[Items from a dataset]
•••
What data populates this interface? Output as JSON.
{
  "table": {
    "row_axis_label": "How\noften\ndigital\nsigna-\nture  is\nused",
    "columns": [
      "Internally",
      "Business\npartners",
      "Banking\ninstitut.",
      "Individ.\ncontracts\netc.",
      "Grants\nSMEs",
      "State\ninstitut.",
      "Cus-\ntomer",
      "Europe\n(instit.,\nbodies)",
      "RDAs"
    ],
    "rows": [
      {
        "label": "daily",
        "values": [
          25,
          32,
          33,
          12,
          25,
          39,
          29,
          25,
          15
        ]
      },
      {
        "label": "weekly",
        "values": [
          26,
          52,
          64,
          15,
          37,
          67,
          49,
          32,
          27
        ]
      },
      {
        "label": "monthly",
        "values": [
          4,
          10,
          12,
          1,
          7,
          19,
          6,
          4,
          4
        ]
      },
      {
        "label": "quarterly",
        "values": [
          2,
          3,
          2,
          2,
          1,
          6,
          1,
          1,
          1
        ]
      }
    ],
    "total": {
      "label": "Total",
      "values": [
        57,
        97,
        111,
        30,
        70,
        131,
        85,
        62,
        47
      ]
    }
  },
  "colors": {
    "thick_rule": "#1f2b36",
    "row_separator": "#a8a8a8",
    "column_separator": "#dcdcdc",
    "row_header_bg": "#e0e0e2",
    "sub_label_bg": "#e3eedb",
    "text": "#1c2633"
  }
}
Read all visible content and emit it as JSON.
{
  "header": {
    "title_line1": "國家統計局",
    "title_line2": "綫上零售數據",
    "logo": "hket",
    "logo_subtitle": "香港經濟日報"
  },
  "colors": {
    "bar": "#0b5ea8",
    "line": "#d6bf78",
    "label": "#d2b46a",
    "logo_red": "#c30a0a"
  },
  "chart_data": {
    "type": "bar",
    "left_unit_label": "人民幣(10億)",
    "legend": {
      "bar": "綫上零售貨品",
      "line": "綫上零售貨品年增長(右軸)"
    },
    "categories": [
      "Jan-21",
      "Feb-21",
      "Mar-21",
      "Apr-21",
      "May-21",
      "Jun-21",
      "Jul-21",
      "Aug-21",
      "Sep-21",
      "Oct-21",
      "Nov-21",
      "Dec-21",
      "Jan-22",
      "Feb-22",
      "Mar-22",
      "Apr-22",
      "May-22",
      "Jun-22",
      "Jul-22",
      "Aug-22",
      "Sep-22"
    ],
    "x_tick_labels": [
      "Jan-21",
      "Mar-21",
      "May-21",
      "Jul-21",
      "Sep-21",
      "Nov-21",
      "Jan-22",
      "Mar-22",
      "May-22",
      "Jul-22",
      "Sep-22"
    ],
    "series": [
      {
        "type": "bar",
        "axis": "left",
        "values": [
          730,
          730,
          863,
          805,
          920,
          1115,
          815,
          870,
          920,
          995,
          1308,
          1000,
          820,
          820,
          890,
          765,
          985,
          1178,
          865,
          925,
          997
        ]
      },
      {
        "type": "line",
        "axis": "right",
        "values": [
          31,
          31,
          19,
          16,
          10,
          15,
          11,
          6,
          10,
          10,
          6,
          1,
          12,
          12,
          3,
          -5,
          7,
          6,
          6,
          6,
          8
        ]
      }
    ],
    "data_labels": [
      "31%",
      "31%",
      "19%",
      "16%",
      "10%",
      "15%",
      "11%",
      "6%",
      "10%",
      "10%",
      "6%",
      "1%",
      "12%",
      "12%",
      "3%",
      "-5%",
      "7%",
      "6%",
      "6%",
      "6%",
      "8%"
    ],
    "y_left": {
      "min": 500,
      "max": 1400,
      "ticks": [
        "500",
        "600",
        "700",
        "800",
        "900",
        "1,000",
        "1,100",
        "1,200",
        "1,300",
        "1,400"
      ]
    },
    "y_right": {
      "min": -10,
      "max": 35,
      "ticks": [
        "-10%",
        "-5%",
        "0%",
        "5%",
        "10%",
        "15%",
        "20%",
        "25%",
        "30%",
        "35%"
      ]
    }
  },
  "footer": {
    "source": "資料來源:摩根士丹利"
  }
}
•••
[Work instructions] Go through the listing and print each line exactly as it appears.

[Task output]
What data populates this interface? Output as JSON.
{
  "table": {
    "row_axis_label": "How\noften\ndigital\nsigna-\nture  is\nused",
    "columns": [
      "Internally",
      "Business\npartners",
      "Banking\ninstitut.",
      "Individ.\ncontracts\netc.",
      "Grants\nSMEs",
      "State\ninstitut.",
      "Cus-\ntomer",
      "Europe\n(instit.,\nbodies)",
      "RDAs"
    ],
    "rows": [
      {
        "label": "daily",
        "values": [
          25,
          32,
          33,
          12,
          25,
          39,
          29,
          25,
          15
        ]
      },
      {
        "label": "weekly",
        "values": [
          26,
          52,
          64,
          15,
          37,
          67,
          49,
          32,
          27
        ]
      },
      {
        "label": "monthly",
        "values": [
          4,
          10,
          12,
          1,
          7,
          19,
          6,
          4,
          4
        ]
      },
      {
        "label": "quarterly",
        "values": [
          2,
          3,
          2,
          2,
          1,
          6,
          1,
          1,
          1
        ]
      }
    ],
    "total": {
      "label": "Total",
      "values": [
        57,
        97,
        111,
        30,
        70,
        131,
        85,
        62,
        47
      ]
    }
  },
  "colors": {
    "thick_rule": "#1f2b36",
    "row_separator": "#a8a8a8",
    "column_separator": "#dcdcdc",
    "row_header_bg": "#e0e0e2",
    "sub_label_bg": "#e3eedb",
    "text": "#1c2633"
  }
}
Read all visible content and emit it as JSON.
{
  "header": {
    "title_line1": "國家統計局",
    "title_line2": "綫上零售數據",
    "logo": "hket",
    "logo_subtitle": "香港經濟日報"
  },
  "colors": {
    "bar": "#0b5ea8",
    "line": "#d6bf78",
    "label": "#d2b46a",
    "logo_red": "#c30a0a"
  },
  "chart_data": {
    "type": "bar",
    "left_unit_label": "人民幣(10億)",
    "legend": {
      "bar": "綫上零售貨品",
      "line": "綫上零售貨品年增長(右軸)"
    },
    "categories": [
      "Jan-21",
      "Feb-21",
      "Mar-21",
      "Apr-21",
      "May-21",
      "Jun-21",
      "Jul-21",
      "Aug-21",
      "Sep-21",
      "Oct-21",
      "Nov-21",
      "Dec-21",
      "Jan-22",
      "Feb-22",
      "Mar-22",
      "Apr-22",
      "May-22",
      "Jun-22",
      "Jul-22",
      "Aug-22",
      "Sep-22"
    ],
    "x_tick_labels": [
      "Jan-21",
      "Mar-21",
      "May-21",
      "Jul-21",
      "Sep-21",
      "Nov-21",
      "Jan-22",
      "Mar-22",
      "May-22",
      "Jul-22",
      "Sep-22"
    ],
    "series": [
      {
        "type": "bar",
        "axis": "left",
        "values": [
          730,
          730,
          863,
          805,
          920,
          1115,
          815,
          870,
          920,
          995,
          1308,
          1000,
          820,
          820,
          890,
          765,
          985,
          1178,
          865,
          925,
          997
        ]
      },
      {
        "type": "line",
        "axis": "right",
        "values": [
          31,
          31,
          19,
          16,
          10,
          15,
          11,
          6,
          10,
          10,
          6,
          1,
          12,
          12,
          3,
          -5,
          7,
          6,
          6,
          6,
          8
        ]
      }
    ],
    "data_labels": [
      "31%",
      "31%",
      "19%",
      "16%",
      "10%",
      "15%",
      "11%",
      "6%",
      "10%",
      "10%",
      "6%",
      "1%",
      "12%",
      "12%",
      "3%",
      "-5%",
      "7%",
      "6%",
      "6%",
      "6%",
      "8%"
    ],
    "y_left": {
      "min": 500,
      "max": 1400,
      "ticks": [
        "500",
        "600",
        "700",
        "800",
        "900",
        "1,000",
        "1,100",
        "1,200",
        "1,300",
        "1,400"
      ]
    },
    "y_right": {
      "min": -10,
      "max": 35,
      "ticks": [
        "-10%",
        "-5%",
        "0%",
        "5%",
        "10%",
        "15%",
        "20%",
        "25%",
        "30%",
        "35%"
      ]
    }
  },
  "footer": {
    "source": "資料來源:摩根士丹利"
  }
}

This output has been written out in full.